**Stated task**
Reproduce the material in full, exactly as written.

--- START ---

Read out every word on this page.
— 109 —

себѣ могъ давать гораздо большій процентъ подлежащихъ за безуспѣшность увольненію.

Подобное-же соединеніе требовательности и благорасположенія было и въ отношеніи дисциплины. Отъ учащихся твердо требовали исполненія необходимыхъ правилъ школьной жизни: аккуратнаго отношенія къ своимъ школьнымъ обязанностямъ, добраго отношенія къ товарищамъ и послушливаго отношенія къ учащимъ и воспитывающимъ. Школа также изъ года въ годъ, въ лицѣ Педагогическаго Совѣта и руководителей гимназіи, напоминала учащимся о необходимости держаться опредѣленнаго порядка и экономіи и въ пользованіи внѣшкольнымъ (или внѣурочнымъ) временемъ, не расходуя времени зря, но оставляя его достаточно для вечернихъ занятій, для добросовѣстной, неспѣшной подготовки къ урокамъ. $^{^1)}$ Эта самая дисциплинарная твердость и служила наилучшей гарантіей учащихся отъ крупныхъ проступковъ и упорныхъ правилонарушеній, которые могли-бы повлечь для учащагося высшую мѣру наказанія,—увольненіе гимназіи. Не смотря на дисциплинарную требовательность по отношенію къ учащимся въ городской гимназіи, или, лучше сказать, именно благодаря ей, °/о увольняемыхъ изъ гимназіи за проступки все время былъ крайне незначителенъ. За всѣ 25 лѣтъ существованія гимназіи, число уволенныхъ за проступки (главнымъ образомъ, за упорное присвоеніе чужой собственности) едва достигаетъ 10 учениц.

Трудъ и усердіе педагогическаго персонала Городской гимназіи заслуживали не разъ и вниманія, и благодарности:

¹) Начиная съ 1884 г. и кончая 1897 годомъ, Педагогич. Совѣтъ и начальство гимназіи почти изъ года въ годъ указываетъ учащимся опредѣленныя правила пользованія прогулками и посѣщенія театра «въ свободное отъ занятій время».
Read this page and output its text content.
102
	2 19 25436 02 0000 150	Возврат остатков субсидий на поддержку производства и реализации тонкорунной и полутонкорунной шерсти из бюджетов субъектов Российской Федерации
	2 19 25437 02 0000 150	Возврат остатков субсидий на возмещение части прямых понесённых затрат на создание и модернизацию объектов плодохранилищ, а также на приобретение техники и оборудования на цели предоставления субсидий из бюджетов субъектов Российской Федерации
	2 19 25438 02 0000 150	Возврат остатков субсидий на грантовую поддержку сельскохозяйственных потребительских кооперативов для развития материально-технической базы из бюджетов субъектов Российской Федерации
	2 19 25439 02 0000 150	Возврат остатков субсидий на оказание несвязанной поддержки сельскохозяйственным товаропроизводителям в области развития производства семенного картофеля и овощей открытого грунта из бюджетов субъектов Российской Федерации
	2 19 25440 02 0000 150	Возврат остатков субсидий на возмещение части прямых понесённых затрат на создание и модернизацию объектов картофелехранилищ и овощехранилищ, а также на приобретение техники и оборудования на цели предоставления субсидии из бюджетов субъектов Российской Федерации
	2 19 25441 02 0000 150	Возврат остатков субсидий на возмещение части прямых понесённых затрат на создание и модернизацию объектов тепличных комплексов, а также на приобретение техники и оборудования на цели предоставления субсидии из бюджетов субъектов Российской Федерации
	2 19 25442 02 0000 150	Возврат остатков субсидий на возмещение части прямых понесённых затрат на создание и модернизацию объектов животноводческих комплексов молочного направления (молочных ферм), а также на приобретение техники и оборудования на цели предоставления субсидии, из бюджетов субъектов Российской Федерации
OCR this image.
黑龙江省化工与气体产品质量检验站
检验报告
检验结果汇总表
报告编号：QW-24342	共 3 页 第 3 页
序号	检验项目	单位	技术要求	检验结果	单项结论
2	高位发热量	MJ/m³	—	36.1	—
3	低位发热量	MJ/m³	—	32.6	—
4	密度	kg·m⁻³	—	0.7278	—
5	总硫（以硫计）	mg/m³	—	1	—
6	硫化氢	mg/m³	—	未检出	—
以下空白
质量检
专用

--- END ---

**Written solution**
Read out every word on this page.
— 109 —

себѣ могъ давать гораздо большій процентъ подлежащихъ за безуспѣшность увольненію.

Подобное-же соединеніе требовательности и благорасположенія было и въ отношеніи дисциплины. Отъ учащихся твердо требовали исполненія необходимыхъ правилъ школьной жизни: аккуратнаго отношенія къ своимъ школьнымъ обязанностямъ, добраго отношенія къ товарищамъ и послушливаго отношенія къ учащимъ и воспитывающимъ. Школа также изъ года въ годъ, въ лицѣ Педагогическаго Совѣта и руководителей гимназіи, напоминала учащимся о необходимости держаться опредѣленнаго порядка и экономіи и въ пользованіи внѣшкольнымъ (или внѣурочнымъ) временемъ, не расходуя времени зря, но оставляя его достаточно для вечернихъ занятій, для добросовѣстной, неспѣшной подготовки къ урокамъ. $^{^1)}$ Эта самая дисциплинарная твердость и служила наилучшей гарантіей учащихся отъ крупныхъ проступковъ и упорныхъ правилонарушеній, которые могли-бы повлечь для учащагося высшую мѣру наказанія,—увольненіе гимназіи. Не смотря на дисциплинарную требовательность по отношенію къ учащимся въ городской гимназіи, или, лучше сказать, именно благодаря ей, °/о увольняемыхъ изъ гимназіи за проступки все время былъ крайне незначителенъ. За всѣ 25 лѣтъ существованія гимназіи, число уволенныхъ за проступки (главнымъ образомъ, за упорное присвоеніе чужой собственности) едва достигаетъ 10 учениц.

Трудъ и усердіе педагогическаго персонала Городской гимназіи заслуживали не разъ и вниманія, и благодарности:

¹) Начиная съ 1884 г. и кончая 1897 годомъ, Педагогич. Совѣтъ и начальство гимназіи почти изъ года въ годъ указываетъ учащимся опредѣленныя правила пользованія прогулками и посѣщенія театра «въ свободное отъ занятій время».
Read this page and output its text content.
102
	2 19 25436 02 0000 150	Возврат остатков субсидий на поддержку производства и реализации тонкорунной и полутонкорунной шерсти из бюджетов субъектов Российской Федерации
	2 19 25437 02 0000 150	Возврат остатков субсидий на возмещение части прямых понесённых затрат на создание и модернизацию объектов плодохранилищ, а также на приобретение техники и оборудования на цели предоставления субсидий из бюджетов субъектов Российской Федерации
	2 19 25438 02 0000 150	Возврат остатков субсидий на грантовую поддержку сельскохозяйственных потребительских кооперативов для развития материально-технической базы из бюджетов субъектов Российской Федерации
	2 19 25439 02 0000 150	Возврат остатков субсидий на оказание несвязанной поддержки сельскохозяйственным товаропроизводителям в области развития производства семенного картофеля и овощей открытого грунта из бюджетов субъектов Российской Федерации
	2 19 25440 02 0000 150	Возврат остатков субсидий на возмещение части прямых понесённых затрат на создание и модернизацию объектов картофелехранилищ и овощехранилищ, а также на приобретение техники и оборудования на цели предоставления субсидии из бюджетов субъектов Российской Федерации
	2 19 25441 02 0000 150	Возврат остатков субсидий на возмещение части прямых понесённых затрат на создание и модернизацию объектов тепличных комплексов, а также на приобретение техники и оборудования на цели предоставления субсидии из бюджетов субъектов Российской Федерации
	2 19 25442 02 0000 150	Возврат остатков субсидий на возмещение части прямых понесённых затрат на создание и модернизацию объектов животноводческих комплексов молочного направления (молочных ферм), а также на приобретение техники и оборудования на цели предоставления субсидии, из бюджетов субъектов Российской Федерации
OCR this image.
黑龙江省化工与气体产品质量检验站
检验报告
检验结果汇总表
报告编号：QW-24342	共 3 页 第 3 页
序号	检验项目	单位	技术要求	检验结果	单项结论
2	高位发热量	MJ/m³	—	36.1	—
3	低位发热量	MJ/m³	—	32.6	—
4	密度	kg·m⁻³	—	0.7278	—
5	总硫（以硫计）	mg/m³	—	1	—
6	硫化氢	mg/m³	—	未检出	—
以下空白
质量检
专用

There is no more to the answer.